BEGIN EXTRACTED DATA

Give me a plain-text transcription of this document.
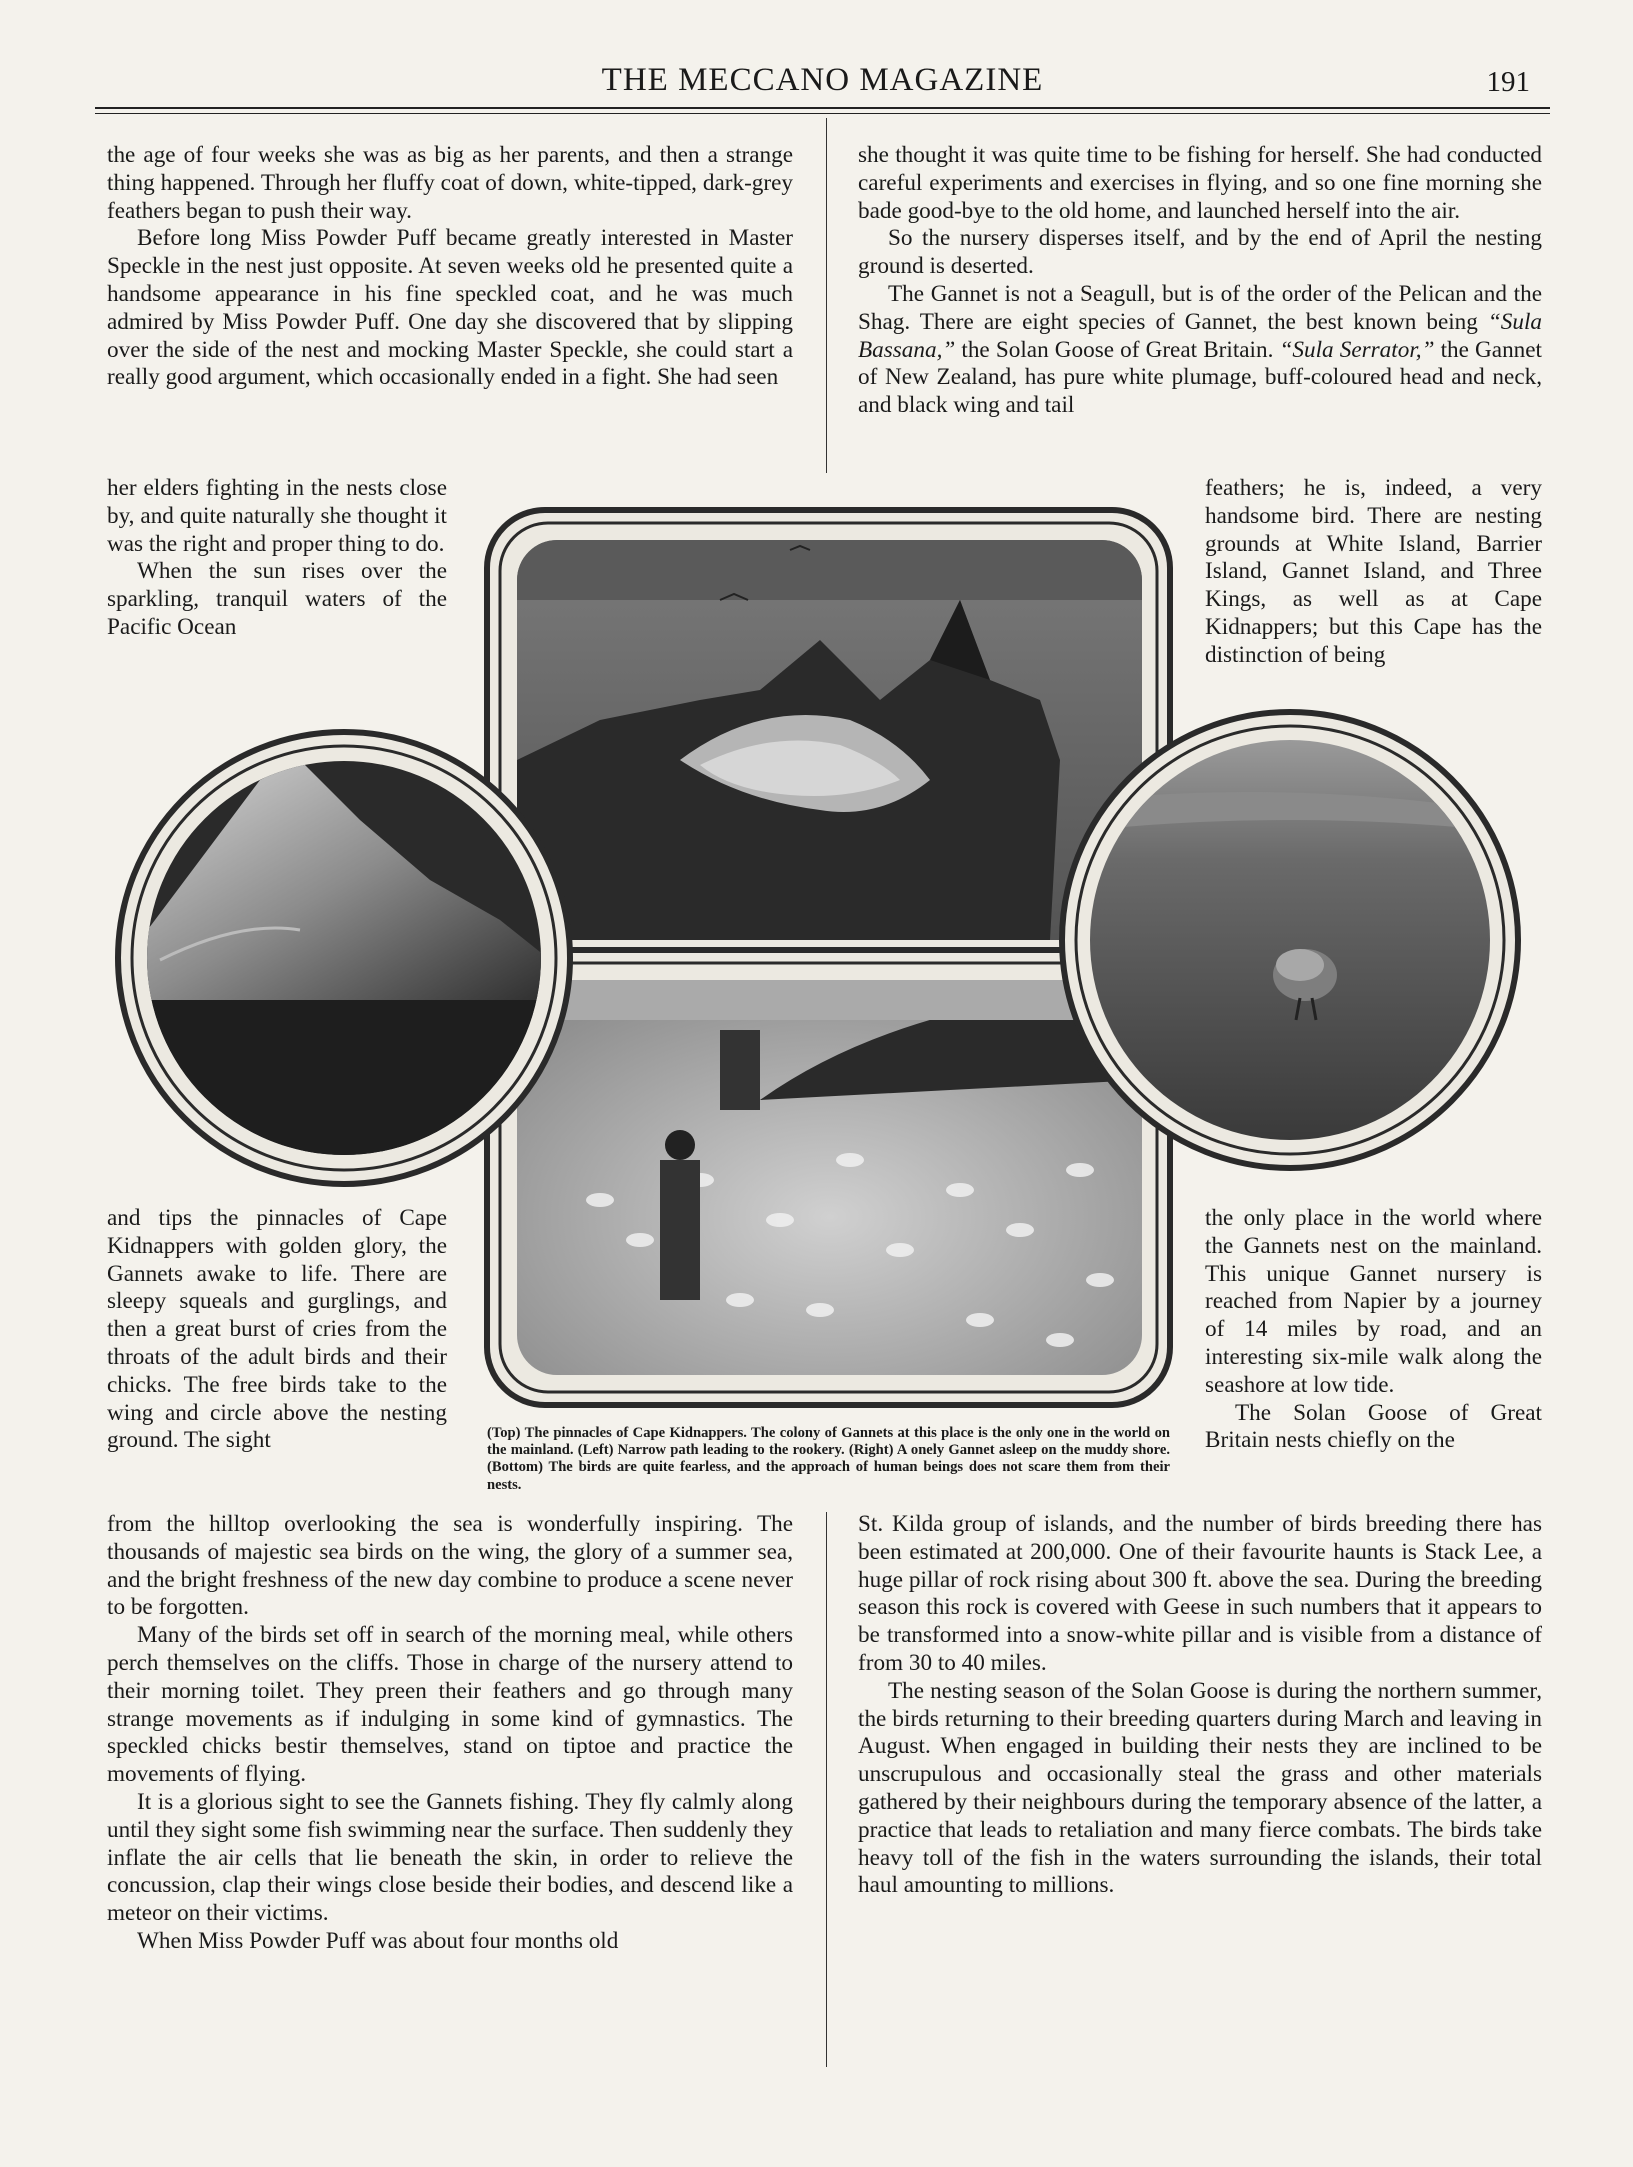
THE MECCANO MAGAZINE	191

the age of four weeks she was as big as her parents, and then a strange thing happened. Through her fluffy coat of down, white-tipped, dark-grey feathers began to push their way.

Before long Miss Powder Puff became greatly interested in Master Speckle in the nest just opposite. At seven weeks old he presented quite a handsome appearance in his fine speckled coat, and he was much admired by Miss Powder Puff. One day she discovered that by slipping over the side of the nest and mocking Master Speckle, she could start a really good argument, which occasionally ended in a fight. She had seen

her elders fighting in the nests close by, and quite naturally she thought it was the right and proper thing to do.

When the sun rises over the sparkling, tranquil waters of the Pacific Ocean

and tips the pinnacles of Cape Kidnappers with golden glory, the Gannets awake to life. There are sleepy squeals and gurglings, and then a great burst of cries from the throats of the adult birds and their chicks. The free birds take to the wing and circle above the nesting ground. The sight

from the hilltop overlooking the sea is wonderfully inspiring. The thousands of majestic sea birds on the wing, the glory of a summer sea, and the bright freshness of the new day combine to produce a scene never to be forgotten.

Many of the birds set off in search of the morning meal, while others perch themselves on the cliffs. Those in charge of the nursery attend to their morning toilet. They preen their feathers and go through many strange movements as if indulging in some kind of gymnastics. The speckled chicks bestir themselves, stand on tiptoe and practice the movements of flying.

It is a glorious sight to see the Gannets fishing. They fly calmly along until they sight some fish swimming near the surface. Then suddenly they inflate the air cells that lie beneath the skin, in order to relieve the concussion, clap their wings close beside their bodies, and descend like a meteor on their victims.

When Miss Powder Puff was about four months old

she thought it was quite time to be fishing for herself. She had conducted careful experiments and exercises in flying, and so one fine morning she bade good-bye to the old home, and launched herself into the air.

So the nursery disperses itself, and by the end of April the nesting ground is deserted.

The Gannet is not a Seagull, but is of the order of the Pelican and the Shag. There are eight species of Gannet, the best known being “Sula Bassana,” the Solan Goose of Great Britain. “Sula Serrator,” the Gannet of New Zealand, has pure white plumage, buff-coloured head and neck, and black wing and tail

feathers; he is, indeed, a very handsome bird. There are nesting grounds at White Island, Barrier Island, Gannet Island, and Three Kings, as well as at Cape Kidnappers; but this Cape has the distinction of being

the only place in the world where the Gannets nest on the mainland. This unique Gannet nursery is reached from Napier by a journey of 14 miles by road, and an interesting six-mile walk along the seashore at low tide.

The Solan Goose of Great Britain nests chiefly on the

St. Kilda group of islands, and the number of birds breeding there has been estimated at 200,000. One of their favourite haunts is Stack Lee, a huge pillar of rock rising about 300 ft. above the sea. During the breeding season this rock is covered with Geese in such numbers that it appears to be transformed into a snow-white pillar and is visible from a distance of from 30 to 40 miles.

The nesting season of the Solan Goose is during the northern summer, the birds returning to their breeding quarters during March and leaving in August. When engaged in building their nests they are inclined to be unscrupulous and occasionally steal the grass and other materials gathered by their neighbours during the temporary absence of the latter, a practice that leads to retaliation and many fierce combats. The birds take heavy toll of the fish in the waters surrounding the islands, their total haul amounting to millions.

(Top) The pinnacles of Cape Kidnappers. The colony of Gannets at this place is the only one in the world on the mainland. (Left) Narrow path leading to the rookery. (Right) A onely Gannet asleep on the muddy shore. (Bottom) The birds are quite fearless, and the approach of human beings does not scare them from their nests.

END EXTRACTED DATA

Word for word, print out all of the records above; pass over the pictures.

Give me a plain-text transcription of this document.
THE MECCANO MAGAZINE	191

the age of four weeks she was as big as her parents, and then a strange thing happened. Through her fluffy coat of down, white-tipped, dark-grey feathers began to push their way.

Before long Miss Powder Puff became greatly interested in Master Speckle in the nest just opposite. At seven weeks old he presented quite a handsome appearance in his fine speckled coat, and he was much admired by Miss Powder Puff. One day she discovered that by slipping over the side of the nest and mocking Master Speckle, she could start a really good argument, which occasionally ended in a fight. She had seen

her elders fighting in the nests close by, and quite naturally she thought it was the right and proper thing to do.

When the sun rises over the sparkling, tranquil waters of the Pacific Ocean

and tips the pinnacles of Cape Kidnappers with golden glory, the Gannets awake to life. There are sleepy squeals and gurglings, and then a great burst of cries from the throats of the adult birds and their chicks. The free birds take to the wing and circle above the nesting ground. The sight

from the hilltop overlooking the sea is wonderfully inspiring. The thousands of majestic sea birds on the wing, the glory of a summer sea, and the bright freshness of the new day combine to produce a scene never to be forgotten.

Many of the birds set off in search of the morning meal, while others perch themselves on the cliffs. Those in charge of the nursery attend to their morning toilet. They preen their feathers and go through many strange movements as if indulging in some kind of gymnastics. The speckled chicks bestir themselves, stand on tiptoe and practice the movements of flying.

It is a glorious sight to see the Gannets fishing. They fly calmly along until they sight some fish swimming near the surface. Then suddenly they inflate the air cells that lie beneath the skin, in order to relieve the concussion, clap their wings close beside their bodies, and descend like a meteor on their victims.

When Miss Powder Puff was about four months old

she thought it was quite time to be fishing for herself. She had conducted careful experiments and exercises in flying, and so one fine morning she bade good-bye to the old home, and launched herself into the air.

So the nursery disperses itself, and by the end of April the nesting ground is deserted.

The Gannet is not a Seagull, but is of the order of the Pelican and the Shag. There are eight species of Gannet, the best known being “Sula Bassana,” the Solan Goose of Great Britain. “Sula Serrator,” the Gannet of New Zealand, has pure white plumage, buff-coloured head and neck, and black wing and tail

feathers; he is, indeed, a very handsome bird. There are nesting grounds at White Island, Barrier Island, Gannet Island, and Three Kings, as well as at Cape Kidnappers; but this Cape has the distinction of being

the only place in the world where the Gannets nest on the mainland. This unique Gannet nursery is reached from Napier by a journey of 14 miles by road, and an interesting six-mile walk along the seashore at low tide.

The Solan Goose of Great Britain nests chiefly on the

St. Kilda group of islands, and the number of birds breeding there has been estimated at 200,000. One of their favourite haunts is Stack Lee, a huge pillar of rock rising about 300 ft. above the sea. During the breeding season this rock is covered with Geese in such numbers that it appears to be transformed into a snow-white pillar and is visible from a distance of from 30 to 40 miles.

The nesting season of the Solan Goose is during the northern summer, the birds returning to their breeding quarters during March and leaving in August. When engaged in building their nests they are inclined to be unscrupulous and occasionally steal the grass and other materials gathered by their neighbours during the temporary absence of the latter, a practice that leads to retaliation and many fierce combats. The birds take heavy toll of the fish in the waters surrounding the islands, their total haul amounting to millions.

(Top) The pinnacles of Cape Kidnappers. The colony of Gannets at this place is the only one in the world on the mainland. (Left) Narrow path leading to the rookery. (Right) A onely Gannet asleep on the muddy shore. (Bottom) The birds are quite fearless, and the approach of human beings does not scare them from their nests.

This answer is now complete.